Records about charts and figures
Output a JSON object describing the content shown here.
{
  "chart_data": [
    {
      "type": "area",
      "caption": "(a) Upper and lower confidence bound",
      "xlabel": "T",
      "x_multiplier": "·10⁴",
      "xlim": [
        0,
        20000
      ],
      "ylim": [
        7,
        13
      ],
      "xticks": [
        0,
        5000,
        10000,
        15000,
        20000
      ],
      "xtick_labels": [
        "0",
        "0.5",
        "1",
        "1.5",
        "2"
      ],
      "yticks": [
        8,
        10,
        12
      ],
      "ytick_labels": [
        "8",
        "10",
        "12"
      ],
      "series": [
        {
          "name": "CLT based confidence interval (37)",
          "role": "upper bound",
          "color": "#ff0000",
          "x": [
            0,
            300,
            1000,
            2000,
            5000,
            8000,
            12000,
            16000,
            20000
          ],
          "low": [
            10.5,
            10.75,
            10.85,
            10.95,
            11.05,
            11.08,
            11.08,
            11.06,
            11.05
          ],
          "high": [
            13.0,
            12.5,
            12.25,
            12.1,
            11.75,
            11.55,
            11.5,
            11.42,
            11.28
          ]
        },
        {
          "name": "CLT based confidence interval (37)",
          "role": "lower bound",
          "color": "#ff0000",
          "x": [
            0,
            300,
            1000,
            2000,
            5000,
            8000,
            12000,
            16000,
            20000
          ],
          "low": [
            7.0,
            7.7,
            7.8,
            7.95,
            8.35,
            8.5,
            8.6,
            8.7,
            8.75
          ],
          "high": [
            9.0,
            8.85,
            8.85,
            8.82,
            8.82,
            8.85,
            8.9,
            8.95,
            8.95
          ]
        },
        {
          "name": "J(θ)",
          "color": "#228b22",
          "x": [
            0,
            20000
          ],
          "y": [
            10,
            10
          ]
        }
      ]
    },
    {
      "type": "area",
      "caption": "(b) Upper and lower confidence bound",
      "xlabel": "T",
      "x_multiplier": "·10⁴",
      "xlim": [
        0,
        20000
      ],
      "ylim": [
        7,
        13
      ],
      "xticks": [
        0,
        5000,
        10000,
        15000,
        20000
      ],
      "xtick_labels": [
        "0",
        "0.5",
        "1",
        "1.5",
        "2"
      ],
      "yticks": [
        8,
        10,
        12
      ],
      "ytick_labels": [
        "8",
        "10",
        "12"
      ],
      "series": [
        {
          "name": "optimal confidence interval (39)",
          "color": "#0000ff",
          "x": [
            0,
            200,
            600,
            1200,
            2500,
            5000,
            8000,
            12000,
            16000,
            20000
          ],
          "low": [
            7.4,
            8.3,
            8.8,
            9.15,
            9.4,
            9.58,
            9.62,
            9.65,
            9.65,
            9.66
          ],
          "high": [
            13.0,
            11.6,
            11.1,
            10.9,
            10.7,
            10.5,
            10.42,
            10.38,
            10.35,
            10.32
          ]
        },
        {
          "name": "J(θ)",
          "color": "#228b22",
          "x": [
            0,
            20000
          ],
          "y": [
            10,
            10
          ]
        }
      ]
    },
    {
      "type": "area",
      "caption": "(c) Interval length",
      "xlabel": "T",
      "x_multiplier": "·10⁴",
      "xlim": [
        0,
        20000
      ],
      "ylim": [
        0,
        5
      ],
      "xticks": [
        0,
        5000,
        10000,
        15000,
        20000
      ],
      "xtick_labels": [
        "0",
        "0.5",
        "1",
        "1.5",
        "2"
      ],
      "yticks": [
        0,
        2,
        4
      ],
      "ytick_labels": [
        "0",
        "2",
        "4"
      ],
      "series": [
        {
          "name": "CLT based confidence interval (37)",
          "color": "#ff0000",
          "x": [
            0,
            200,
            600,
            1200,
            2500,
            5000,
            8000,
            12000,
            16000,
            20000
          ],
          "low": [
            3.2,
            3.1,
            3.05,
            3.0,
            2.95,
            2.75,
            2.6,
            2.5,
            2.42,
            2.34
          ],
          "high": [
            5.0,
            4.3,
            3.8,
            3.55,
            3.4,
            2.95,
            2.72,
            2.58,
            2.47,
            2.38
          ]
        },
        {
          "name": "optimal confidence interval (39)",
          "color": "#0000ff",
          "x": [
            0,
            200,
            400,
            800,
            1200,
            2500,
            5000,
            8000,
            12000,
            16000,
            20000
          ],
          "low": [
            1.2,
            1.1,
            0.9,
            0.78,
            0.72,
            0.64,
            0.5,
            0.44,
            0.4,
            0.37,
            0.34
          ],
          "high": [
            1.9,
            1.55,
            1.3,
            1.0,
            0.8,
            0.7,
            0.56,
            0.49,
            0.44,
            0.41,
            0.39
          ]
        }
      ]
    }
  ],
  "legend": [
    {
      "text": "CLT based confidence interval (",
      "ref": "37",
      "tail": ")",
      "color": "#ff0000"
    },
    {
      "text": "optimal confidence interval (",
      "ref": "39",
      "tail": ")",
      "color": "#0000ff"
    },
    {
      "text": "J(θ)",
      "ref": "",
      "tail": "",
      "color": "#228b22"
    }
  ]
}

INSTRUCTIONS FOR THE TASK: Output all of the material, please, exactly as it stands.

FULL SOLUTION:
Output a JSON object describing the content shown here.
{
  "chart_data": [
    {
      "type": "area",
      "caption": "(a) Upper and lower confidence bound",
      "xlabel": "T",
      "x_multiplier": "·10⁴",
      "xlim": [
        0,
        20000
      ],
      "ylim": [
        7,
        13
      ],
      "xticks": [
        0,
        5000,
        10000,
        15000,
        20000
      ],
      "xtick_labels": [
        "0",
        "0.5",
        "1",
        "1.5",
        "2"
      ],
      "yticks": [
        8,
        10,
        12
      ],
      "ytick_labels": [
        "8",
        "10",
        "12"
      ],
      "series": [
        {
          "name": "CLT based confidence interval (37)",
          "role": "upper bound",
          "color": "#ff0000",
          "x": [
            0,
            300,
            1000,
            2000,
            5000,
            8000,
            12000,
            16000,
            20000
          ],
          "low": [
            10.5,
            10.75,
            10.85,
            10.95,
            11.05,
            11.08,
            11.08,
            11.06,
            11.05
          ],
          "high": [
            13.0,
            12.5,
            12.25,
            12.1,
            11.75,
            11.55,
            11.5,
            11.42,
            11.28
          ]
        },
        {
          "name": "CLT based confidence interval (37)",
          "role": "lower bound",
          "color": "#ff0000",
          "x": [
            0,
            300,
            1000,
            2000,
            5000,
            8000,
            12000,
            16000,
            20000
          ],
          "low": [
            7.0,
            7.7,
            7.8,
            7.95,
            8.35,
            8.5,
            8.6,
            8.7,
            8.75
          ],
          "high": [
            9.0,
            8.85,
            8.85,
            8.82,
            8.82,
            8.85,
            8.9,
            8.95,
            8.95
          ]
        },
        {
          "name": "J(θ)",
          "color": "#228b22",
          "x": [
            0,
            20000
          ],
          "y": [
            10,
            10
          ]
        }
      ]
    },
    {
      "type": "area",
      "caption": "(b) Upper and lower confidence bound",
      "xlabel": "T",
      "x_multiplier": "·10⁴",
      "xlim": [
        0,
        20000
      ],
      "ylim": [
        7,
        13
      ],
      "xticks": [
        0,
        5000,
        10000,
        15000,
        20000
      ],
      "xtick_labels": [
        "0",
        "0.5",
        "1",
        "1.5",
        "2"
      ],
      "yticks": [
        8,
        10,
        12
      ],
      "ytick_labels": [
        "8",
        "10",
        "12"
      ],
      "series": [
        {
          "name": "optimal confidence interval (39)",
          "color": "#0000ff",
          "x": [
            0,
            200,
            600,
            1200,
            2500,
            5000,
            8000,
            12000,
            16000,
            20000
          ],
          "low": [
            7.4,
            8.3,
            8.8,
            9.15,
            9.4,
            9.58,
            9.62,
            9.65,
            9.65,
            9.66
          ],
          "high": [
            13.0,
            11.6,
            11.1,
            10.9,
            10.7,
            10.5,
            10.42,
            10.38,
            10.35,
            10.32
          ]
        },
        {
          "name": "J(θ)",
          "color": "#228b22",
          "x": [
            0,
            20000
          ],
          "y": [
            10,
            10
          ]
        }
      ]
    },
    {
      "type": "area",
      "caption": "(c) Interval length",
      "xlabel": "T",
      "x_multiplier": "·10⁴",
      "xlim": [
        0,
        20000
      ],
      "ylim": [
        0,
        5
      ],
      "xticks": [
        0,
        5000,
        10000,
        15000,
        20000
      ],
      "xtick_labels": [
        "0",
        "0.5",
        "1",
        "1.5",
        "2"
      ],
      "yticks": [
        0,
        2,
        4
      ],
      "ytick_labels": [
        "0",
        "2",
        "4"
      ],
      "series": [
        {
          "name": "CLT based confidence interval (37)",
          "color": "#ff0000",
          "x": [
            0,
            200,
            600,
            1200,
            2500,
            5000,
            8000,
            12000,
            16000,
            20000
          ],
          "low": [
            3.2,
            3.1,
            3.05,
            3.0,
            2.95,
            2.75,
            2.6,
            2.5,
            2.42,
            2.34
          ],
          "high": [
            5.0,
            4.3,
            3.8,
            3.55,
            3.4,
            2.95,
            2.72,
            2.58,
            2.47,
            2.38
          ]
        },
        {
          "name": "optimal confidence interval (39)",
          "color": "#0000ff",
          "x": [
            0,
            200,
            400,
            800,
            1200,
            2500,
            5000,
            8000,
            12000,
            16000,
            20000
          ],
          "low": [
            1.2,
            1.1,
            0.9,
            0.78,
            0.72,
            0.64,
            0.5,
            0.44,
            0.4,
            0.37,
            0.34
          ],
          "high": [
            1.9,
            1.55,
            1.3,
            1.0,
            0.8,
            0.7,
            0.56,
            0.49,
            0.44,
            0.41,
            0.39
          ]
        }
      ]
    }
  ],
  "legend": [
    {
      "text": "CLT based confidence interval (",
      "ref": "37",
      "tail": ")",
      "color": "#ff0000"
    },
    {
      "text": "optimal confidence interval (",
      "ref": "39",
      "tail": ")",
      "color": "#0000ff"
    },
    {
      "text": "J(θ)",
      "ref": "",
      "tail": "",
      "color": "#228b22"
    }
  ]
}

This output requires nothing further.